• _PROBLEM DESCRIPTION_:
Copy out all of the data exactly as it appears.

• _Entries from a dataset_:
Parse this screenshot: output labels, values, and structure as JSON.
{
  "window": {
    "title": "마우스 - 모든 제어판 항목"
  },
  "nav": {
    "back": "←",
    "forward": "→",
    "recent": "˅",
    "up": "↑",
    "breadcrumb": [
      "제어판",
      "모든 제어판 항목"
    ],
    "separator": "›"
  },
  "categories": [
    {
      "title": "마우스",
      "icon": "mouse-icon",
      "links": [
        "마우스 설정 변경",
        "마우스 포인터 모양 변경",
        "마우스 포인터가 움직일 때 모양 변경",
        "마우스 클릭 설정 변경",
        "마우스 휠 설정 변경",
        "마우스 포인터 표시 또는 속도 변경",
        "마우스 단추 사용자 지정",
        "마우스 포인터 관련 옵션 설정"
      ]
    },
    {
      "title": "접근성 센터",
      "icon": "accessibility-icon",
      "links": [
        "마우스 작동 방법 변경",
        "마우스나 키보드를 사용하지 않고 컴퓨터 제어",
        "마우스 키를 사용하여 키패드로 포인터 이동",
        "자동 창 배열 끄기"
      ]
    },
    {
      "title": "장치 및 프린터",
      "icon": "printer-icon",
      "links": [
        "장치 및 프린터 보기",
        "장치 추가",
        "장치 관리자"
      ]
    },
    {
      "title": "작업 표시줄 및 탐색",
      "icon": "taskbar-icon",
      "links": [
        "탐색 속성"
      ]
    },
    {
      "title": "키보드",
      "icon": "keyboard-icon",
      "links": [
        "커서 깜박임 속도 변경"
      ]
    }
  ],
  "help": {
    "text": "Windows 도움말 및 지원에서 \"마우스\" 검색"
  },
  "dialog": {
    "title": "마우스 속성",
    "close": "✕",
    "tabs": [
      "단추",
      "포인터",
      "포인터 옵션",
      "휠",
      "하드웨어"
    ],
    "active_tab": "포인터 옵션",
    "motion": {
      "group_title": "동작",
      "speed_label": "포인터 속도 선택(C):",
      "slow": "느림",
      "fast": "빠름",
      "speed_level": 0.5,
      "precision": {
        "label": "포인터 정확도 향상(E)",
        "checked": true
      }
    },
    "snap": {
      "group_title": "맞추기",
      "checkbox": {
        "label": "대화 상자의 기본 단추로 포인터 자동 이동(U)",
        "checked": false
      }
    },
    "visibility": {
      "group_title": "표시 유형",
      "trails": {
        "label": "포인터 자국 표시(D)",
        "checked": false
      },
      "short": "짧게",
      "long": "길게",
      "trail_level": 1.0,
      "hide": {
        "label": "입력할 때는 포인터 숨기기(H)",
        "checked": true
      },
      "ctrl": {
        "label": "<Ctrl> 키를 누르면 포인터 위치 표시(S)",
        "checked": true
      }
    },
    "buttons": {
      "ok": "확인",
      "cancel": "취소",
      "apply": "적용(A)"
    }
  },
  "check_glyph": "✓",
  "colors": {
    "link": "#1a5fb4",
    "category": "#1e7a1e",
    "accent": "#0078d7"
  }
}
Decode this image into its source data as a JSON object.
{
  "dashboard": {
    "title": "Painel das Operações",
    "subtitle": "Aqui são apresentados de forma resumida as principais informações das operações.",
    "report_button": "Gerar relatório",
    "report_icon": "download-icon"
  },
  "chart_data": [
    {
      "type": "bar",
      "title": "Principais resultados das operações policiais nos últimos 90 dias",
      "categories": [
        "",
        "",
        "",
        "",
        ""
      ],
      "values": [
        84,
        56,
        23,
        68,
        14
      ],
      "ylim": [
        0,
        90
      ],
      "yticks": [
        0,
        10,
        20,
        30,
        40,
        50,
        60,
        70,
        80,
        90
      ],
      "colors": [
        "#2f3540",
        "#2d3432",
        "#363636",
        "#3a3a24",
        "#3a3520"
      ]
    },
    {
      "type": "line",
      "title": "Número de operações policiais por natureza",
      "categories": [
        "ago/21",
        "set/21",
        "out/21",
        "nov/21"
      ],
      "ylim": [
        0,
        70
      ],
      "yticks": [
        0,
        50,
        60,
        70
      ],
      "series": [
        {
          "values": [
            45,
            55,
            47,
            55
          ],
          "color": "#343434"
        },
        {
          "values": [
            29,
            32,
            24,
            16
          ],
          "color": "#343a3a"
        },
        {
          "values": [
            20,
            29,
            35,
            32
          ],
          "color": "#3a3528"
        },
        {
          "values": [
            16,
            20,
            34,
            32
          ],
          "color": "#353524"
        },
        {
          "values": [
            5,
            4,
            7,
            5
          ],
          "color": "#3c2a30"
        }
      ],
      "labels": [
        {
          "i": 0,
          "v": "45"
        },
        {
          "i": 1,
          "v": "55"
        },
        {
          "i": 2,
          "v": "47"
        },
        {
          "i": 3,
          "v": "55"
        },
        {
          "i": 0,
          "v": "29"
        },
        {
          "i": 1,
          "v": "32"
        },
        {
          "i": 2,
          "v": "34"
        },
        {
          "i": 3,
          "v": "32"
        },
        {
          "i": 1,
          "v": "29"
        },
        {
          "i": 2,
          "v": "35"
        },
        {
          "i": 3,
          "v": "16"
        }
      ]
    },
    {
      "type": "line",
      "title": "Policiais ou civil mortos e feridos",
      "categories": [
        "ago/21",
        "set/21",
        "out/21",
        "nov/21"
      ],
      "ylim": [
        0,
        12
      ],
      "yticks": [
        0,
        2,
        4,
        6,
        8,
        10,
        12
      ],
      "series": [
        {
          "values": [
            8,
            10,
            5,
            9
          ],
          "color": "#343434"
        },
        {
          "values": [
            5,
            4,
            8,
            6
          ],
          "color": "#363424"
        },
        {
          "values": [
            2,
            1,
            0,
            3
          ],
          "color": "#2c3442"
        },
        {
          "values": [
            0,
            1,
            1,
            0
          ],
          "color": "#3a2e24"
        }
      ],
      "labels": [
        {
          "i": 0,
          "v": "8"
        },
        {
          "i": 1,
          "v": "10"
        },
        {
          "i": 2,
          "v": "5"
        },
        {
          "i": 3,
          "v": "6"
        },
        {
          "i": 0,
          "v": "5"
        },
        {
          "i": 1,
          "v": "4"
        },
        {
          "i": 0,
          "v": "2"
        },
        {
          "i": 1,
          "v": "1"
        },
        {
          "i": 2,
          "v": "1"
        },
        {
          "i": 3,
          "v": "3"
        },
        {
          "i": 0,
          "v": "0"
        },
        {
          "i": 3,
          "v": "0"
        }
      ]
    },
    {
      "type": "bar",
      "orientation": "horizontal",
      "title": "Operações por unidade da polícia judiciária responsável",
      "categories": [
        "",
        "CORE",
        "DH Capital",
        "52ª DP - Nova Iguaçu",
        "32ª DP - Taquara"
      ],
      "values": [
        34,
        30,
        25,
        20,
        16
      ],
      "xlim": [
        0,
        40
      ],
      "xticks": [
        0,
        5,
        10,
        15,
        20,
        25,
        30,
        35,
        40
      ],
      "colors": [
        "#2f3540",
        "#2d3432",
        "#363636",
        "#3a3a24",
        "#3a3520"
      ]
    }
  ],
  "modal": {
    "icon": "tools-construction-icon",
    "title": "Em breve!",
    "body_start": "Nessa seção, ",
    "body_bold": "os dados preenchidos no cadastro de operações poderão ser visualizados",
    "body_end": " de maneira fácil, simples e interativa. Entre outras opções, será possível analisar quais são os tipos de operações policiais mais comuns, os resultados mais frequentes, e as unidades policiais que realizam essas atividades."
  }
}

• _TASK RESULT_:
Parse this screenshot: output labels, values, and structure as JSON.
{
  "window": {
    "title": "마우스 - 모든 제어판 항목"
  },
  "nav": {
    "back": "←",
    "forward": "→",
    "recent": "˅",
    "up": "↑",
    "breadcrumb": [
      "제어판",
      "모든 제어판 항목"
    ],
    "separator": "›"
  },
  "categories": [
    {
      "title": "마우스",
      "icon": "mouse-icon",
      "links": [
        "마우스 설정 변경",
        "마우스 포인터 모양 변경",
        "마우스 포인터가 움직일 때 모양 변경",
        "마우스 클릭 설정 변경",
        "마우스 휠 설정 변경",
        "마우스 포인터 표시 또는 속도 변경",
        "마우스 단추 사용자 지정",
        "마우스 포인터 관련 옵션 설정"
      ]
    },
    {
      "title": "접근성 센터",
      "icon": "accessibility-icon",
      "links": [
        "마우스 작동 방법 변경",
        "마우스나 키보드를 사용하지 않고 컴퓨터 제어",
        "마우스 키를 사용하여 키패드로 포인터 이동",
        "자동 창 배열 끄기"
      ]
    },
    {
      "title": "장치 및 프린터",
      "icon": "printer-icon",
      "links": [
        "장치 및 프린터 보기",
        "장치 추가",
        "장치 관리자"
      ]
    },
    {
      "title": "작업 표시줄 및 탐색",
      "icon": "taskbar-icon",
      "links": [
        "탐색 속성"
      ]
    },
    {
      "title": "키보드",
      "icon": "keyboard-icon",
      "links": [
        "커서 깜박임 속도 변경"
      ]
    }
  ],
  "help": {
    "text": "Windows 도움말 및 지원에서 \"마우스\" 검색"
  },
  "dialog": {
    "title": "마우스 속성",
    "close": "✕",
    "tabs": [
      "단추",
      "포인터",
      "포인터 옵션",
      "휠",
      "하드웨어"
    ],
    "active_tab": "포인터 옵션",
    "motion": {
      "group_title": "동작",
      "speed_label": "포인터 속도 선택(C):",
      "slow": "느림",
      "fast": "빠름",
      "speed_level": 0.5,
      "precision": {
        "label": "포인터 정확도 향상(E)",
        "checked": true
      }
    },
    "snap": {
      "group_title": "맞추기",
      "checkbox": {
        "label": "대화 상자의 기본 단추로 포인터 자동 이동(U)",
        "checked": false
      }
    },
    "visibility": {
      "group_title": "표시 유형",
      "trails": {
        "label": "포인터 자국 표시(D)",
        "checked": false
      },
      "short": "짧게",
      "long": "길게",
      "trail_level": 1.0,
      "hide": {
        "label": "입력할 때는 포인터 숨기기(H)",
        "checked": true
      },
      "ctrl": {
        "label": "<Ctrl> 키를 누르면 포인터 위치 표시(S)",
        "checked": true
      }
    },
    "buttons": {
      "ok": "확인",
      "cancel": "취소",
      "apply": "적용(A)"
    }
  },
  "check_glyph": "✓",
  "colors": {
    "link": "#1a5fb4",
    "category": "#1e7a1e",
    "accent": "#0078d7"
  }
}
Decode this image into its source data as a JSON object.
{
  "dashboard": {
    "title": "Painel das Operações",
    "subtitle": "Aqui são apresentados de forma resumida as principais informações das operações.",
    "report_button": "Gerar relatório",
    "report_icon": "download-icon"
  },
  "chart_data": [
    {
      "type": "bar",
      "title": "Principais resultados das operações policiais nos últimos 90 dias",
      "categories": [
        "",
        "",
        "",
        "",
        ""
      ],
      "values": [
        84,
        56,
        23,
        68,
        14
      ],
      "ylim": [
        0,
        90
      ],
      "yticks": [
        0,
        10,
        20,
        30,
        40,
        50,
        60,
        70,
        80,
        90
      ],
      "colors": [
        "#2f3540",
        "#2d3432",
        "#363636",
        "#3a3a24",
        "#3a3520"
      ]
    },
    {
      "type": "line",
      "title": "Número de operações policiais por natureza",
      "categories": [
        "ago/21",
        "set/21",
        "out/21",
        "nov/21"
      ],
      "ylim": [
        0,
        70
      ],
      "yticks": [
        0,
        50,
        60,
        70
      ],
      "series": [
        {
          "values": [
            45,
            55,
            47,
            55
          ],
          "color": "#343434"
        },
        {
          "values": [
            29,
            32,
            24,
            16
          ],
          "color": "#343a3a"
        },
        {
          "values": [
            20,
            29,
            35,
            32
          ],
          "color": "#3a3528"
        },
        {
          "values": [
            16,
            20,
            34,
            32
          ],
          "color": "#353524"
        },
        {
          "values": [
            5,
            4,
            7,
            5
          ],
          "color": "#3c2a30"
        }
      ],
      "labels": [
        {
          "i": 0,
          "v": "45"
        },
        {
          "i": 1,
          "v": "55"
        },
        {
          "i": 2,
          "v": "47"
        },
        {
          "i": 3,
          "v": "55"
        },
        {
          "i": 0,
          "v": "29"
        },
        {
          "i": 1,
          "v": "32"
        },
        {
          "i": 2,
          "v": "34"
        },
        {
          "i": 3,
          "v": "32"
        },
        {
          "i": 1,
          "v": "29"
        },
        {
          "i": 2,
          "v": "35"
        },
        {
          "i": 3,
          "v": "16"
        }
      ]
    },
    {
      "type": "line",
      "title": "Policiais ou civil mortos e feridos",
      "categories": [
        "ago/21",
        "set/21",
        "out/21",
        "nov/21"
      ],
      "ylim": [
        0,
        12
      ],
      "yticks": [
        0,
        2,
        4,
        6,
        8,
        10,
        12
      ],
      "series": [
        {
          "values": [
            8,
            10,
            5,
            9
          ],
          "color": "#343434"
        },
        {
          "values": [
            5,
            4,
            8,
            6
          ],
          "color": "#363424"
        },
        {
          "values": [
            2,
            1,
            0,
            3
          ],
          "color": "#2c3442"
        },
        {
          "values": [
            0,
            1,
            1,
            0
          ],
          "color": "#3a2e24"
        }
      ],
      "labels": [
        {
          "i": 0,
          "v": "8"
        },
        {
          "i": 1,
          "v": "10"
        },
        {
          "i": 2,
          "v": "5"
        },
        {
          "i": 3,
          "v": "6"
        },
        {
          "i": 0,
          "v": "5"
        },
        {
          "i": 1,
          "v": "4"
        },
        {
          "i": 0,
          "v": "2"
        },
        {
          "i": 1,
          "v": "1"
        },
        {
          "i": 2,
          "v": "1"
        },
        {
          "i": 3,
          "v": "3"
        },
        {
          "i": 0,
          "v": "0"
        },
        {
          "i": 3,
          "v": "0"
        }
      ]
    },
    {
      "type": "bar",
      "orientation": "horizontal",
      "title": "Operações por unidade da polícia judiciária responsável",
      "categories": [
        "",
        "CORE",
        "DH Capital",
        "52ª DP - Nova Iguaçu",
        "32ª DP - Taquara"
      ],
      "values": [
        34,
        30,
        25,
        20,
        16
      ],
      "xlim": [
        0,
        40
      ],
      "xticks": [
        0,
        5,
        10,
        15,
        20,
        25,
        30,
        35,
        40
      ],
      "colors": [
        "#2f3540",
        "#2d3432",
        "#363636",
        "#3a3a24",
        "#3a3520"
      ]
    }
  ],
  "modal": {
    "icon": "tools-construction-icon",
    "title": "Em breve!",
    "body_start": "Nessa seção, ",
    "body_bold": "os dados preenchidos no cadastro de operações poderão ser visualizados",
    "body_end": " de maneira fácil, simples e interativa. Entre outras opções, será possível analisar quais são os tipos de operações policiais mais comuns, os resultados mais frequentes, e as unidades policiais que realizam essas atividades."
  }
}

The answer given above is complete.